Short task
Word for word, quote all of the material, omitting the pictures.

■ ■ ■

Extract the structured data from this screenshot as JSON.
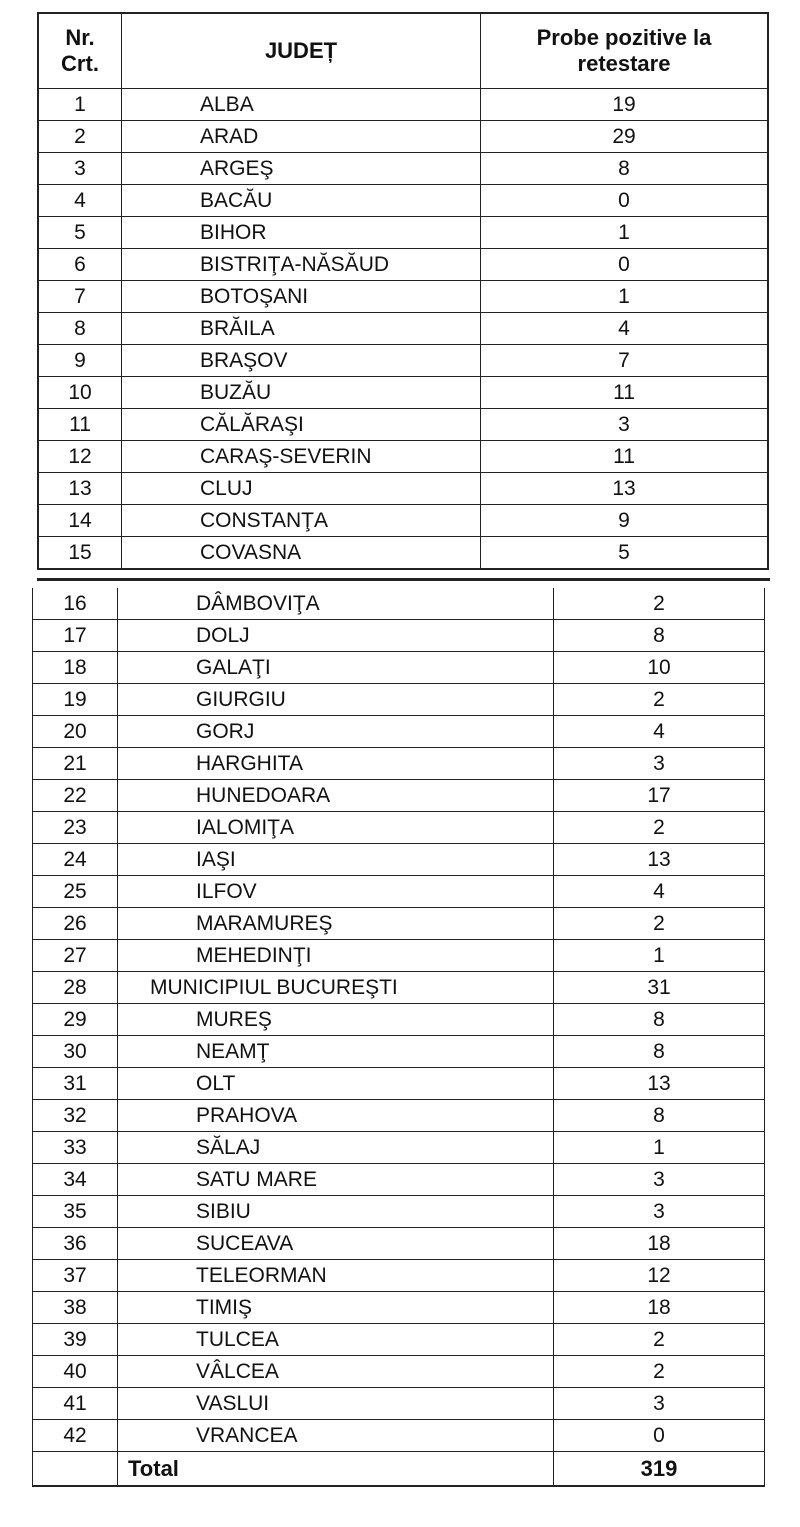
{
  "header": {
    "nr_line1": "Nr.",
    "nr_line2": "Crt.",
    "judet": "JUDEȚ",
    "probe_line1": "Probe pozitive la",
    "probe_line2": "retestare"
  },
  "rows": [
    {
      "nr": "1",
      "judet": "ALBA",
      "probe": "19"
    },
    {
      "nr": "2",
      "judet": "ARAD",
      "probe": "29"
    },
    {
      "nr": "3",
      "judet": "ARGEŞ",
      "probe": "8"
    },
    {
      "nr": "4",
      "judet": "BACĂU",
      "probe": "0"
    },
    {
      "nr": "5",
      "judet": "BIHOR",
      "probe": "1"
    },
    {
      "nr": "6",
      "judet": "BISTRIŢA-NĂSĂUD",
      "probe": "0"
    },
    {
      "nr": "7",
      "judet": "BOTOŞANI",
      "probe": "1"
    },
    {
      "nr": "8",
      "judet": "BRĂILA",
      "probe": "4"
    },
    {
      "nr": "9",
      "judet": "BRAŞOV",
      "probe": "7"
    },
    {
      "nr": "10",
      "judet": "BUZĂU",
      "probe": "11"
    },
    {
      "nr": "11",
      "judet": "CĂLĂRAŞI",
      "probe": "3"
    },
    {
      "nr": "12",
      "judet": "CARAŞ-SEVERIN",
      "probe": "11"
    },
    {
      "nr": "13",
      "judet": "CLUJ",
      "probe": "13"
    },
    {
      "nr": "14",
      "judet": "CONSTANŢA",
      "probe": "9"
    },
    {
      "nr": "15",
      "judet": "COVASNA",
      "probe": "5"
    },
    {
      "nr": "16",
      "judet": "DÂMBOVIŢA",
      "probe": "2"
    },
    {
      "nr": "17",
      "judet": "DOLJ",
      "probe": "8"
    },
    {
      "nr": "18",
      "judet": "GALAŢI",
      "probe": "10"
    },
    {
      "nr": "19",
      "judet": "GIURGIU",
      "probe": "2"
    },
    {
      "nr": "20",
      "judet": "GORJ",
      "probe": "4"
    },
    {
      "nr": "21",
      "judet": "HARGHITA",
      "probe": "3"
    },
    {
      "nr": "22",
      "judet": "HUNEDOARA",
      "probe": "17"
    },
    {
      "nr": "23",
      "judet": "IALOMIŢA",
      "probe": "2"
    },
    {
      "nr": "24",
      "judet": "IAŞI",
      "probe": "13"
    },
    {
      "nr": "25",
      "judet": "ILFOV",
      "probe": "4"
    },
    {
      "nr": "26",
      "judet": "MARAMUREŞ",
      "probe": "2"
    },
    {
      "nr": "27",
      "judet": "MEHEDINŢI",
      "probe": "1"
    },
    {
      "nr": "28",
      "judet": "MUNICIPIUL BUCUREŞTI",
      "probe": "31"
    },
    {
      "nr": "29",
      "judet": "MUREŞ",
      "probe": "8"
    },
    {
      "nr": "30",
      "judet": "NEAMŢ",
      "probe": "8"
    },
    {
      "nr": "31",
      "judet": "OLT",
      "probe": "13"
    },
    {
      "nr": "32",
      "judet": "PRAHOVA",
      "probe": "8"
    },
    {
      "nr": "33",
      "judet": "SĂLAJ",
      "probe": "1"
    },
    {
      "nr": "34",
      "judet": "SATU MARE",
      "probe": "3"
    },
    {
      "nr": "35",
      "judet": "SIBIU",
      "probe": "3"
    },
    {
      "nr": "36",
      "judet": "SUCEAVA",
      "probe": "18"
    },
    {
      "nr": "37",
      "judet": "TELEORMAN",
      "probe": "12"
    },
    {
      "nr": "38",
      "judet": "TIMIŞ",
      "probe": "18"
    },
    {
      "nr": "39",
      "judet": "TULCEA",
      "probe": "2"
    },
    {
      "nr": "40",
      "judet": "VÂLCEA",
      "probe": "2"
    },
    {
      "nr": "41",
      "judet": "VASLUI",
      "probe": "3"
    },
    {
      "nr": "42",
      "judet": "VRANCEA",
      "probe": "0"
    }
  ],
  "total": {
    "label": "Total",
    "value": "319"
  }
}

■ ■ ■

Finished exercise
Extract the structured data from this screenshot as JSON.
{
  "header": {
    "nr_line1": "Nr.",
    "nr_line2": "Crt.",
    "judet": "JUDEȚ",
    "probe_line1": "Probe pozitive la",
    "probe_line2": "retestare"
  },
  "rows": [
    {
      "nr": "1",
      "judet": "ALBA",
      "probe": "19"
    },
    {
      "nr": "2",
      "judet": "ARAD",
      "probe": "29"
    },
    {
      "nr": "3",
      "judet": "ARGEŞ",
      "probe": "8"
    },
    {
      "nr": "4",
      "judet": "BACĂU",
      "probe": "0"
    },
    {
      "nr": "5",
      "judet": "BIHOR",
      "probe": "1"
    },
    {
      "nr": "6",
      "judet": "BISTRIŢA-NĂSĂUD",
      "probe": "0"
    },
    {
      "nr": "7",
      "judet": "BOTOŞANI",
      "probe": "1"
    },
    {
      "nr": "8",
      "judet": "BRĂILA",
      "probe": "4"
    },
    {
      "nr": "9",
      "judet": "BRAŞOV",
      "probe": "7"
    },
    {
      "nr": "10",
      "judet": "BUZĂU",
      "probe": "11"
    },
    {
      "nr": "11",
      "judet": "CĂLĂRAŞI",
      "probe": "3"
    },
    {
      "nr": "12",
      "judet": "CARAŞ-SEVERIN",
      "probe": "11"
    },
    {
      "nr": "13",
      "judet": "CLUJ",
      "probe": "13"
    },
    {
      "nr": "14",
      "judet": "CONSTANŢA",
      "probe": "9"
    },
    {
      "nr": "15",
      "judet": "COVASNA",
      "probe": "5"
    },
    {
      "nr": "16",
      "judet": "DÂMBOVIŢA",
      "probe": "2"
    },
    {
      "nr": "17",
      "judet": "DOLJ",
      "probe": "8"
    },
    {
      "nr": "18",
      "judet": "GALAŢI",
      "probe": "10"
    },
    {
      "nr": "19",
      "judet": "GIURGIU",
      "probe": "2"
    },
    {
      "nr": "20",
      "judet": "GORJ",
      "probe": "4"
    },
    {
      "nr": "21",
      "judet": "HARGHITA",
      "probe": "3"
    },
    {
      "nr": "22",
      "judet": "HUNEDOARA",
      "probe": "17"
    },
    {
      "nr": "23",
      "judet": "IALOMIŢA",
      "probe": "2"
    },
    {
      "nr": "24",
      "judet": "IAŞI",
      "probe": "13"
    },
    {
      "nr": "25",
      "judet": "ILFOV",
      "probe": "4"
    },
    {
      "nr": "26",
      "judet": "MARAMUREŞ",
      "probe": "2"
    },
    {
      "nr": "27",
      "judet": "MEHEDINŢI",
      "probe": "1"
    },
    {
      "nr": "28",
      "judet": "MUNICIPIUL BUCUREŞTI",
      "probe": "31"
    },
    {
      "nr": "29",
      "judet": "MUREŞ",
      "probe": "8"
    },
    {
      "nr": "30",
      "judet": "NEAMŢ",
      "probe": "8"
    },
    {
      "nr": "31",
      "judet": "OLT",
      "probe": "13"
    },
    {
      "nr": "32",
      "judet": "PRAHOVA",
      "probe": "8"
    },
    {
      "nr": "33",
      "judet": "SĂLAJ",
      "probe": "1"
    },
    {
      "nr": "34",
      "judet": "SATU MARE",
      "probe": "3"
    },
    {
      "nr": "35",
      "judet": "SIBIU",
      "probe": "3"
    },
    {
      "nr": "36",
      "judet": "SUCEAVA",
      "probe": "18"
    },
    {
      "nr": "37",
      "judet": "TELEORMAN",
      "probe": "12"
    },
    {
      "nr": "38",
      "judet": "TIMIŞ",
      "probe": "18"
    },
    {
      "nr": "39",
      "judet": "TULCEA",
      "probe": "2"
    },
    {
      "nr": "40",
      "judet": "VÂLCEA",
      "probe": "2"
    },
    {
      "nr": "41",
      "judet": "VASLUI",
      "probe": "3"
    },
    {
      "nr": "42",
      "judet": "VRANCEA",
      "probe": "0"
    }
  ],
  "total": {
    "label": "Total",
    "value": "319"
  }
}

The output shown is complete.